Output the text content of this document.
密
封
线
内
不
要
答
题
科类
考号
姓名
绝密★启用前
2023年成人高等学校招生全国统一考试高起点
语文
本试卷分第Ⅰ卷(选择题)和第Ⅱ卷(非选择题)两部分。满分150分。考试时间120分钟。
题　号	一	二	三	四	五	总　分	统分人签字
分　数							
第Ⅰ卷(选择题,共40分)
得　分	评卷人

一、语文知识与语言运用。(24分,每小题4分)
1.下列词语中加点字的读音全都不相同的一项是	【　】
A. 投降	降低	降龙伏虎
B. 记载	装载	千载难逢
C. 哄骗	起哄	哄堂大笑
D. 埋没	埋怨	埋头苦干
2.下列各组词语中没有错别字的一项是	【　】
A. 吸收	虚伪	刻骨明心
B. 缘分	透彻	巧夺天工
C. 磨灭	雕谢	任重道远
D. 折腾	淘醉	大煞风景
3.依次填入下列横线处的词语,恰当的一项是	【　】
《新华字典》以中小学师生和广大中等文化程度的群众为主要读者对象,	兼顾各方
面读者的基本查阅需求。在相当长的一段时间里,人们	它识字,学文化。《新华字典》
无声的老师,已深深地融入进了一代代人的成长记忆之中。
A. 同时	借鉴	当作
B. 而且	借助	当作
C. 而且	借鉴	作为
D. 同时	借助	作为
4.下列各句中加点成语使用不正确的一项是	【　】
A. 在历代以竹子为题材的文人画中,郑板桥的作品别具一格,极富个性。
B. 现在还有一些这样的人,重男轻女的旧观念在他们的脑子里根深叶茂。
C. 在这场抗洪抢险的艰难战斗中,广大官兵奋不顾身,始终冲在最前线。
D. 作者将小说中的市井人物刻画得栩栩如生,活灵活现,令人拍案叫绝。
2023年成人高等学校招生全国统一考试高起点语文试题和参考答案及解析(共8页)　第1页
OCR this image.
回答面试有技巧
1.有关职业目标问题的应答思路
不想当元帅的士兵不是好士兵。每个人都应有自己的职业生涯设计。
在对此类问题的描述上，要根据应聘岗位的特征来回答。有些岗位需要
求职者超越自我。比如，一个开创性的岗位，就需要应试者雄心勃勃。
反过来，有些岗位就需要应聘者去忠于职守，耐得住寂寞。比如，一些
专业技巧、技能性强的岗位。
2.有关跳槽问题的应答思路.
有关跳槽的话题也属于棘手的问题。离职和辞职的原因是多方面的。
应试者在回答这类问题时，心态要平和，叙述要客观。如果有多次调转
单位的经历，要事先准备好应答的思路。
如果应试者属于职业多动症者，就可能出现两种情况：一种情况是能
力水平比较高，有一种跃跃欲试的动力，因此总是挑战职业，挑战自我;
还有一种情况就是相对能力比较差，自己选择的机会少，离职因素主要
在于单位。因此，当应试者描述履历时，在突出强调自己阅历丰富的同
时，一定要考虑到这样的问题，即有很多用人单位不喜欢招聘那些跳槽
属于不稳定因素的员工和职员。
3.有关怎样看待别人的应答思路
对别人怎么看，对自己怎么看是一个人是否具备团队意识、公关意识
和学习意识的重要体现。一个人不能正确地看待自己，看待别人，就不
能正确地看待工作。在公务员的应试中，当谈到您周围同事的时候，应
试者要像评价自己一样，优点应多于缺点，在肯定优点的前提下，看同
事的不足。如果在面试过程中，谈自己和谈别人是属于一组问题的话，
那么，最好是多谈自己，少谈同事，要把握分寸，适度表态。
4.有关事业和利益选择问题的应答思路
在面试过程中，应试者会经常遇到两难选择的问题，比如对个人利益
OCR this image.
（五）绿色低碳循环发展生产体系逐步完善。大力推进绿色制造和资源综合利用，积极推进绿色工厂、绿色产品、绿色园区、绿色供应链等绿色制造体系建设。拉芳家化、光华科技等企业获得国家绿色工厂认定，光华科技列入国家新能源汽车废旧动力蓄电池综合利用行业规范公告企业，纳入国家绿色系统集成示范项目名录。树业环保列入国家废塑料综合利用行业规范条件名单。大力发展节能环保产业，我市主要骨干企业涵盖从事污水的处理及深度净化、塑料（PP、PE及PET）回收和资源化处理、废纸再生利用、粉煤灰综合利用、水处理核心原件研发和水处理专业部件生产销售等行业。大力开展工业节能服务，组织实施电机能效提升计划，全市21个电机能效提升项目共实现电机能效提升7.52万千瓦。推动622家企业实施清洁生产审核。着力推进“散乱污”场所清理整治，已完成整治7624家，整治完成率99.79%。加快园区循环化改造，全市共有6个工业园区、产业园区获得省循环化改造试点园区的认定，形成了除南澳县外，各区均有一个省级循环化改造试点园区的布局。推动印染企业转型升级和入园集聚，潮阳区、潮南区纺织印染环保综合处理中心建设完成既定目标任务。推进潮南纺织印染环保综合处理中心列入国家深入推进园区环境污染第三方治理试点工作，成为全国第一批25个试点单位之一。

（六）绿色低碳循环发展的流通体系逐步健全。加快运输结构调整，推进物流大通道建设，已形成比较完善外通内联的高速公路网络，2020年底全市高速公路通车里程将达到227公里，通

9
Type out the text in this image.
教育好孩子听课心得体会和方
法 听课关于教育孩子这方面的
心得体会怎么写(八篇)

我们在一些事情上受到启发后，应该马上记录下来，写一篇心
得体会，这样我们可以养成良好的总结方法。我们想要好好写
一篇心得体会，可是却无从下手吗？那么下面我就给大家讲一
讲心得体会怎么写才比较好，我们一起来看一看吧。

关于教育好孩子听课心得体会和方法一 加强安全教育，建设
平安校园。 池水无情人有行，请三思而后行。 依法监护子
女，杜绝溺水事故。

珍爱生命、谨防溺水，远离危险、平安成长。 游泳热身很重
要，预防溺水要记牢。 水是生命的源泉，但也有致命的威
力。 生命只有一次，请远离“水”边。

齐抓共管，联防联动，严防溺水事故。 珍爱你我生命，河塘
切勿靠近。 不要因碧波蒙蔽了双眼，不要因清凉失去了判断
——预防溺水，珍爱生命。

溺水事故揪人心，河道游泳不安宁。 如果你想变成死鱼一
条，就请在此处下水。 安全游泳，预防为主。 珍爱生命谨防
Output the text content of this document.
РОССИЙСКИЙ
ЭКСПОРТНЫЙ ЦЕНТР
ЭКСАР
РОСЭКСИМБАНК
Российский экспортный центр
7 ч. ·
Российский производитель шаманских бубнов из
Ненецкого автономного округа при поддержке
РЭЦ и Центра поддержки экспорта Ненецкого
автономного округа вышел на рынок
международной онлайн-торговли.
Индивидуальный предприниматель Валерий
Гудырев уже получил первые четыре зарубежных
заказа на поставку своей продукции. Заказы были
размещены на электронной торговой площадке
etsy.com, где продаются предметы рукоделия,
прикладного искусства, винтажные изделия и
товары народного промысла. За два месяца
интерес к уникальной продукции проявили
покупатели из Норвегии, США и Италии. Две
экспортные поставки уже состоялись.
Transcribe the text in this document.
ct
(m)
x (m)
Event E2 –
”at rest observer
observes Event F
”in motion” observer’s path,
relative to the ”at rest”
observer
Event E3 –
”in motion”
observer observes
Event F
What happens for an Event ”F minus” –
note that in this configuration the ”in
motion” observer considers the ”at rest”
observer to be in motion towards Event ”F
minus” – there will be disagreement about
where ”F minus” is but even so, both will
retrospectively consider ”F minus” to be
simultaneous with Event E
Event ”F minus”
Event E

- - - - -

> **Prompt**:
Locate "Type out the text in this image." in the material, then quote the line that contains it and all lines after it through the final one.

> **Task solution**:
Type out the text in this image.
教育好孩子听课心得体会和方
法 听课关于教育孩子这方面的
心得体会怎么写(八篇)

我们在一些事情上受到启发后，应该马上记录下来，写一篇心
得体会，这样我们可以养成良好的总结方法。我们想要好好写
一篇心得体会，可是却无从下手吗？那么下面我就给大家讲一
讲心得体会怎么写才比较好，我们一起来看一看吧。

关于教育好孩子听课心得体会和方法一 加强安全教育，建设
平安校园。 池水无情人有行，请三思而后行。 依法监护子
女，杜绝溺水事故。

珍爱生命、谨防溺水，远离危险、平安成长。 游泳热身很重
要，预防溺水要记牢。 水是生命的源泉，但也有致命的威
力。 生命只有一次，请远离“水”边。

齐抓共管，联防联动，严防溺水事故。 珍爱你我生命，河塘
切勿靠近。 不要因碧波蒙蔽了双眼，不要因清凉失去了判断
——预防溺水，珍爱生命。

溺水事故揪人心，河道游泳不安宁。 如果你想变成死鱼一
条，就请在此处下水。 安全游泳，预防为主。 珍爱生命谨防
Output the text content of this document.
РОССИЙСКИЙ
ЭКСПОРТНЫЙ ЦЕНТР
ЭКСАР
РОСЭКСИМБАНК
Российский экспортный центр
7 ч. ·
Российский производитель шаманских бубнов из
Ненецкого автономного округа при поддержке
РЭЦ и Центра поддержки экспорта Ненецкого
автономного округа вышел на рынок
международной онлайн-торговли.
Индивидуальный предприниматель Валерий
Гудырев уже получил первые четыре зарубежных
заказа на поставку своей продукции. Заказы были
размещены на электронной торговой площадке
etsy.com, где продаются предметы рукоделия,
прикладного искусства, винтажные изделия и
товары народного промысла. За два месяца
интерес к уникальной продукции проявили
покупатели из Норвегии, США и Италии. Две
экспортные поставки уже состоялись.
Transcribe the text in this document.
ct
(m)
x (m)
Event E2 –
”at rest observer
observes Event F
”in motion” observer’s path,
relative to the ”at rest”
observer
Event E3 –
”in motion”
observer observes
Event F
What happens for an Event ”F minus” –
note that in this configuration the ”in
motion” observer considers the ”at rest”
observer to be in motion towards Event ”F
minus” – there will be disagreement about
where ”F minus” is but even so, both will
retrospectively consider ”F minus” to be
simultaneous with Event E
Event ”F minus”
Event E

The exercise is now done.